_Work to be completed_
The records below need retyping in full; give them again exactly.

_Dataset items_
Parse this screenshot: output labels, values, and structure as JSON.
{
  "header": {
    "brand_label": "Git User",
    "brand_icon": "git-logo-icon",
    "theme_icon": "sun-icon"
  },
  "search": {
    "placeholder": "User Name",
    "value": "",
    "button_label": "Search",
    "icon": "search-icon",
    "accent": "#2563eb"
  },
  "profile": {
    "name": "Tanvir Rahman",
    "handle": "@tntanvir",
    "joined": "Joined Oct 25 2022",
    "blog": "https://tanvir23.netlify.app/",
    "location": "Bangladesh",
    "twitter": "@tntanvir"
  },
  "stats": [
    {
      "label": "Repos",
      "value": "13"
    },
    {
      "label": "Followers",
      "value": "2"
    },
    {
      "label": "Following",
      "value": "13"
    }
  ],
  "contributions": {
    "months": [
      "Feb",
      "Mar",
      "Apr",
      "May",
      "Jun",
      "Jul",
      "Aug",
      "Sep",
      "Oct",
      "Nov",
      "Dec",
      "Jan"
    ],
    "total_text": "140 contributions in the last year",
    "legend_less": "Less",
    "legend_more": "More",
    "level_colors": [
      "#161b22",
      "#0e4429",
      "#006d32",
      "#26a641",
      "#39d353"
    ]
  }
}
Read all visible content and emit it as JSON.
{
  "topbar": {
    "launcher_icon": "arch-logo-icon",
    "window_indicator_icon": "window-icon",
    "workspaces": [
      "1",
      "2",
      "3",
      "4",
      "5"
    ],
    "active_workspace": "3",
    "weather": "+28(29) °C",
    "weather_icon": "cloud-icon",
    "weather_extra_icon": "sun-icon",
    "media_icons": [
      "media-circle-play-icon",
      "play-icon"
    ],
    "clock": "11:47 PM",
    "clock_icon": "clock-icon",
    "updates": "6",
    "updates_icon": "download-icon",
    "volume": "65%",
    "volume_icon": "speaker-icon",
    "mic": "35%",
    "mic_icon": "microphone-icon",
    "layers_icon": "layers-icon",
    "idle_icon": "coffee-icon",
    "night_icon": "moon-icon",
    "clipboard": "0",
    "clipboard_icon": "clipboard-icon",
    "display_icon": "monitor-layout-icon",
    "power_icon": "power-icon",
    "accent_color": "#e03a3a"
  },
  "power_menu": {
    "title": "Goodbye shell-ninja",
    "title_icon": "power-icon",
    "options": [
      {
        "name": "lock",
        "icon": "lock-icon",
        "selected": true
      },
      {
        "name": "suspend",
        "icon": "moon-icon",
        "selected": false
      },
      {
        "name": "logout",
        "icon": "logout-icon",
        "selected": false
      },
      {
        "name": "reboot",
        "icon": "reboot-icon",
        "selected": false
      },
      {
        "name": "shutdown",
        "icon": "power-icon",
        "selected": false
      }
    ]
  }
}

_Correct answer_
Parse this screenshot: output labels, values, and structure as JSON.
{
  "header": {
    "brand_label": "Git User",
    "brand_icon": "git-logo-icon",
    "theme_icon": "sun-icon"
  },
  "search": {
    "placeholder": "User Name",
    "value": "",
    "button_label": "Search",
    "icon": "search-icon",
    "accent": "#2563eb"
  },
  "profile": {
    "name": "Tanvir Rahman",
    "handle": "@tntanvir",
    "joined": "Joined Oct 25 2022",
    "blog": "https://tanvir23.netlify.app/",
    "location": "Bangladesh",
    "twitter": "@tntanvir"
  },
  "stats": [
    {
      "label": "Repos",
      "value": "13"
    },
    {
      "label": "Followers",
      "value": "2"
    },
    {
      "label": "Following",
      "value": "13"
    }
  ],
  "contributions": {
    "months": [
      "Feb",
      "Mar",
      "Apr",
      "May",
      "Jun",
      "Jul",
      "Aug",
      "Sep",
      "Oct",
      "Nov",
      "Dec",
      "Jan"
    ],
    "total_text": "140 contributions in the last year",
    "legend_less": "Less",
    "legend_more": "More",
    "level_colors": [
      "#161b22",
      "#0e4429",
      "#006d32",
      "#26a641",
      "#39d353"
    ]
  }
}
Read all visible content and emit it as JSON.
{
  "topbar": {
    "launcher_icon": "arch-logo-icon",
    "window_indicator_icon": "window-icon",
    "workspaces": [
      "1",
      "2",
      "3",
      "4",
      "5"
    ],
    "active_workspace": "3",
    "weather": "+28(29) °C",
    "weather_icon": "cloud-icon",
    "weather_extra_icon": "sun-icon",
    "media_icons": [
      "media-circle-play-icon",
      "play-icon"
    ],
    "clock": "11:47 PM",
    "clock_icon": "clock-icon",
    "updates": "6",
    "updates_icon": "download-icon",
    "volume": "65%",
    "volume_icon": "speaker-icon",
    "mic": "35%",
    "mic_icon": "microphone-icon",
    "layers_icon": "layers-icon",
    "idle_icon": "coffee-icon",
    "night_icon": "moon-icon",
    "clipboard": "0",
    "clipboard_icon": "clipboard-icon",
    "display_icon": "monitor-layout-icon",
    "power_icon": "power-icon",
    "accent_color": "#e03a3a"
  },
  "power_menu": {
    "title": "Goodbye shell-ninja",
    "title_icon": "power-icon",
    "options": [
      {
        "name": "lock",
        "icon": "lock-icon",
        "selected": true
      },
      {
        "name": "suspend",
        "icon": "moon-icon",
        "selected": false
      },
      {
        "name": "logout",
        "icon": "logout-icon",
        "selected": false
      },
      {
        "name": "reboot",
        "icon": "reboot-icon",
        "selected": false
      },
      {
        "name": "shutdown",
        "icon": "power-icon",
        "selected": false
      }
    ]
  }
}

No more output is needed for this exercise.